**Directions for this task:** Return the listing below exactly, with the pictures dropped.

**Provided data:**
┄┄┄┄┄┄┄┄┄┄

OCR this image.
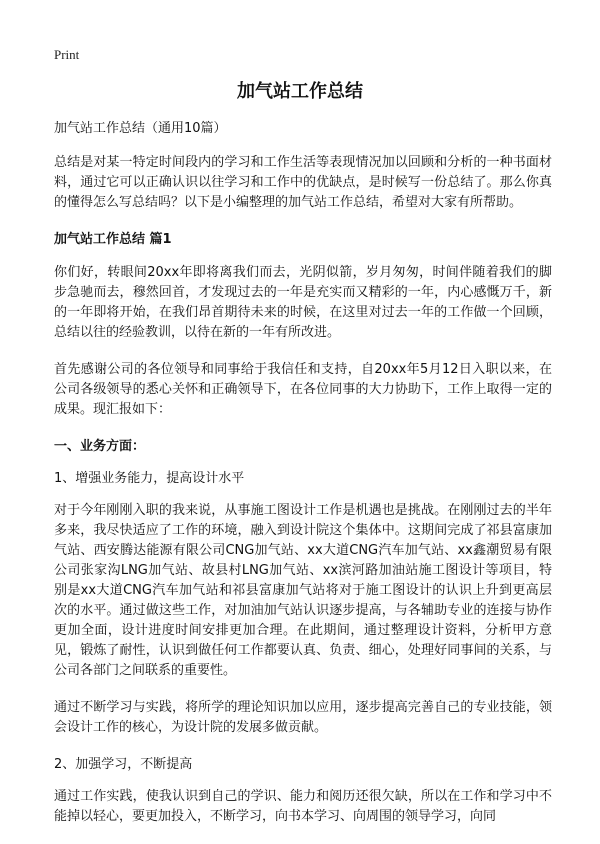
Print
加气站工作总结

加气站工作总结（通用10篇）

总结是对某一特定时间段内的学习和工作生活等表现情况加以回顾和分析的一种书面材料，通过它可以正确认识以往学习和工作中的优缺点，是时候写一份总结了。那么你真的懂得怎么写总结吗？以下是小编整理的加气站工作总结，希望对大家有所帮助。

加气站工作总结 篇1

你们好，转眼间20xx年即将离我们而去，光阴似箭，岁月匆匆，时间伴随着我们的脚步急驰而去，穆然回首，才发现过去的一年是充实而又精彩的一年，内心感慨万千，新的一年即将开始，在我们昂首期待未来的时候，在这里对过去一年的工作做一个回顾，总结以往的经验教训，以待在新的一年有所改进。

首先感谢公司的各位领导和同事给于我信任和支持，自20xx年5月12日入职以来，在公司各级领导的悉心关怀和正确领导下，在各位同事的大力协助下，工作上取得一定的成果。现汇报如下：

一、业务方面：
1、增强业务能力，提高设计水平

对于今年刚刚入职的我来说，从事施工图设计工作是机遇也是挑战。在刚刚过去的半年多来，我尽快适应了工作的环境，融入到设计院这个集体中。这期间完成了祁县富康加气站、西安腾达能源有限公司CNG加气站、xx大道CNG汽车加气站、xx鑫潮贸易有限公司张家沟LNG加气站、故县村LNG加气站、xx滨河路加油站施工图设计等项目，特别是xx大道CNG汽车加气站和祁县富康加气站将对于施工图设计的认识上升到更高层次的水平。通过做这些工作，对加油加气站认识逐步提高，与各辅助专业的连接与协作更加全面，设计进度时间安排更加合理。在此期间，通过整理设计资料，分析甲方意见，锻炼了耐性，认识到做任何工作都要认真、负责、细心，处理好同事间的关系，与公司各部门之间联系的重要性。

通过不断学习与实践，将所学的理论知识加以应用，逐步提高完善自己的专业技能，领会设计工作的核心，为设计院的发展多做贡献。

2、加强学习，不断提高

通过工作实践，使我认识到自己的学识、能力和阅历还很欠缺，所以在工作和学习中不能掉以轻心，要更加投入，不断学习，向书本学习、向周围的领导学习，向同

┄┄┄┄┄┄┄┄┄┄

**Response:**
OCR this image.
Print
加气站工作总结

加气站工作总结（通用10篇）

总结是对某一特定时间段内的学习和工作生活等表现情况加以回顾和分析的一种书面材料，通过它可以正确认识以往学习和工作中的优缺点，是时候写一份总结了。那么你真的懂得怎么写总结吗？以下是小编整理的加气站工作总结，希望对大家有所帮助。

加气站工作总结 篇1

你们好，转眼间20xx年即将离我们而去，光阴似箭，岁月匆匆，时间伴随着我们的脚步急驰而去，穆然回首，才发现过去的一年是充实而又精彩的一年，内心感慨万千，新的一年即将开始，在我们昂首期待未来的时候，在这里对过去一年的工作做一个回顾，总结以往的经验教训，以待在新的一年有所改进。

首先感谢公司的各位领导和同事给于我信任和支持，自20xx年5月12日入职以来，在公司各级领导的悉心关怀和正确领导下，在各位同事的大力协助下，工作上取得一定的成果。现汇报如下：

一、业务方面：
1、增强业务能力，提高设计水平

对于今年刚刚入职的我来说，从事施工图设计工作是机遇也是挑战。在刚刚过去的半年多来，我尽快适应了工作的环境，融入到设计院这个集体中。这期间完成了祁县富康加气站、西安腾达能源有限公司CNG加气站、xx大道CNG汽车加气站、xx鑫潮贸易有限公司张家沟LNG加气站、故县村LNG加气站、xx滨河路加油站施工图设计等项目，特别是xx大道CNG汽车加气站和祁县富康加气站将对于施工图设计的认识上升到更高层次的水平。通过做这些工作，对加油加气站认识逐步提高，与各辅助专业的连接与协作更加全面，设计进度时间安排更加合理。在此期间，通过整理设计资料，分析甲方意见，锻炼了耐性，认识到做任何工作都要认真、负责、细心，处理好同事间的关系，与公司各部门之间联系的重要性。

通过不断学习与实践，将所学的理论知识加以应用，逐步提高完善自己的专业技能，领会设计工作的核心，为设计院的发展多做贡献。

2、加强学习，不断提高

通过工作实践，使我认识到自己的学识、能力和阅历还很欠缺，所以在工作和学习中不能掉以轻心，要更加投入，不断学习，向书本学习、向周围的领导学习，向同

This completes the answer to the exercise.